** start **

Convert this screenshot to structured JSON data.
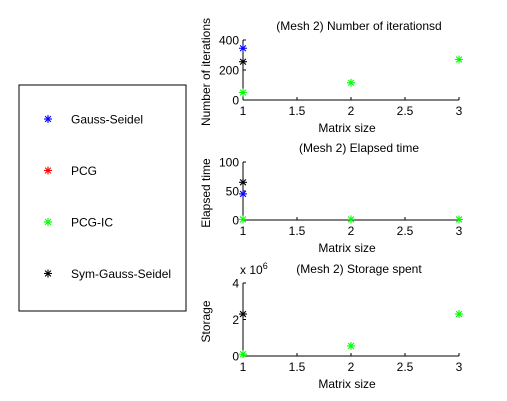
{
  "legend": {
    "entries": [
      {
        "name": "Gauss-Seidel",
        "color": "#0000ff"
      },
      {
        "name": "PCG",
        "color": "#ff0000"
      },
      {
        "name": "PCG-IC",
        "color": "#00ff00"
      },
      {
        "name": "Sym-Gauss-Seidel",
        "color": "#000000"
      }
    ],
    "marker": "*"
  },
  "chart_data": [
    {
      "type": "scatter",
      "title": "(Mesh 2) Number of iterationsd",
      "xlabel": "Matrix size",
      "ylabel": "Number of iterations",
      "xlim": [
        1,
        3
      ],
      "ylim": [
        0,
        400
      ],
      "xticks": [
        "1",
        "1.5",
        "2",
        "2.5",
        "3"
      ],
      "yticks": [
        "0",
        "200",
        "400"
      ],
      "exponent_label": "",
      "series": [
        {
          "name": "Gauss-Seidel",
          "color": "#0000ff",
          "x": [
            1
          ],
          "y": [
            345
          ]
        },
        {
          "name": "Sym-Gauss-Seidel",
          "color": "#000000",
          "x": [
            1
          ],
          "y": [
            255
          ]
        },
        {
          "name": "PCG-IC",
          "color": "#00ff00",
          "x": [
            1,
            2,
            3
          ],
          "y": [
            50,
            115,
            270
          ]
        }
      ]
    },
    {
      "type": "scatter",
      "title": "(Mesh 2) Elapsed time",
      "xlabel": "Matrix size",
      "ylabel": "Elapsed time",
      "xlim": [
        1,
        3
      ],
      "ylim": [
        0,
        100
      ],
      "xticks": [
        "1",
        "1.5",
        "2",
        "2.5",
        "3"
      ],
      "yticks": [
        "0",
        "50",
        "100"
      ],
      "exponent_label": "",
      "series": [
        {
          "name": "Sym-Gauss-Seidel",
          "color": "#000000",
          "x": [
            1
          ],
          "y": [
            65
          ]
        },
        {
          "name": "Gauss-Seidel",
          "color": "#0000ff",
          "x": [
            1
          ],
          "y": [
            45
          ]
        },
        {
          "name": "PCG-IC",
          "color": "#00ff00",
          "x": [
            1,
            2,
            3
          ],
          "y": [
            1,
            1,
            1
          ]
        }
      ]
    },
    {
      "type": "scatter",
      "title": "(Mesh 2) Storage spent",
      "xlabel": "Matrix size",
      "ylabel": "Storage",
      "xlim": [
        1,
        3
      ],
      "ylim": [
        0,
        4
      ],
      "xticks": [
        "1",
        "1.5",
        "2",
        "2.5",
        "3"
      ],
      "yticks": [
        "0",
        "2",
        "4"
      ],
      "exponent_label": "x 10",
      "exponent_power": "6",
      "series": [
        {
          "name": "Sym-Gauss-Seidel",
          "color": "#000000",
          "x": [
            1
          ],
          "y": [
            2.3
          ]
        },
        {
          "name": "PCG-IC",
          "color": "#00ff00",
          "x": [
            1,
            2,
            3
          ],
          "y": [
            0.1,
            0.55,
            2.3
          ]
        }
      ]
    }
  ]
}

** end **

> _Exercise instructions_: Make an exact copy of every record, pictures excluded.

> _The solution_:
Convert this screenshot to structured JSON data.
{
  "legend": {
    "entries": [
      {
        "name": "Gauss-Seidel",
        "color": "#0000ff"
      },
      {
        "name": "PCG",
        "color": "#ff0000"
      },
      {
        "name": "PCG-IC",
        "color": "#00ff00"
      },
      {
        "name": "Sym-Gauss-Seidel",
        "color": "#000000"
      }
    ],
    "marker": "*"
  },
  "chart_data": [
    {
      "type": "scatter",
      "title": "(Mesh 2) Number of iterationsd",
      "xlabel": "Matrix size",
      "ylabel": "Number of iterations",
      "xlim": [
        1,
        3
      ],
      "ylim": [
        0,
        400
      ],
      "xticks": [
        "1",
        "1.5",
        "2",
        "2.5",
        "3"
      ],
      "yticks": [
        "0",
        "200",
        "400"
      ],
      "exponent_label": "",
      "series": [
        {
          "name": "Gauss-Seidel",
          "color": "#0000ff",
          "x": [
            1
          ],
          "y": [
            345
          ]
        },
        {
          "name": "Sym-Gauss-Seidel",
          "color": "#000000",
          "x": [
            1
          ],
          "y": [
            255
          ]
        },
        {
          "name": "PCG-IC",
          "color": "#00ff00",
          "x": [
            1,
            2,
            3
          ],
          "y": [
            50,
            115,
            270
          ]
        }
      ]
    },
    {
      "type": "scatter",
      "title": "(Mesh 2) Elapsed time",
      "xlabel": "Matrix size",
      "ylabel": "Elapsed time",
      "xlim": [
        1,
        3
      ],
      "ylim": [
        0,
        100
      ],
      "xticks": [
        "1",
        "1.5",
        "2",
        "2.5",
        "3"
      ],
      "yticks": [
        "0",
        "50",
        "100"
      ],
      "exponent_label": "",
      "series": [
        {
          "name": "Sym-Gauss-Seidel",
          "color": "#000000",
          "x": [
            1
          ],
          "y": [
            65
          ]
        },
        {
          "name": "Gauss-Seidel",
          "color": "#0000ff",
          "x": [
            1
          ],
          "y": [
            45
          ]
        },
        {
          "name": "PCG-IC",
          "color": "#00ff00",
          "x": [
            1,
            2,
            3
          ],
          "y": [
            1,
            1,
            1
          ]
        }
      ]
    },
    {
      "type": "scatter",
      "title": "(Mesh 2) Storage spent",
      "xlabel": "Matrix size",
      "ylabel": "Storage",
      "xlim": [
        1,
        3
      ],
      "ylim": [
        0,
        4
      ],
      "xticks": [
        "1",
        "1.5",
        "2",
        "2.5",
        "3"
      ],
      "yticks": [
        "0",
        "2",
        "4"
      ],
      "exponent_label": "x 10",
      "exponent_power": "6",
      "series": [
        {
          "name": "Sym-Gauss-Seidel",
          "color": "#000000",
          "x": [
            1
          ],
          "y": [
            2.3
          ]
        },
        {
          "name": "PCG-IC",
          "color": "#00ff00",
          "x": [
            1,
            2,
            3
          ],
          "y": [
            0.1,
            0.55,
            2.3
          ]
        }
      ]
    }
  ]
}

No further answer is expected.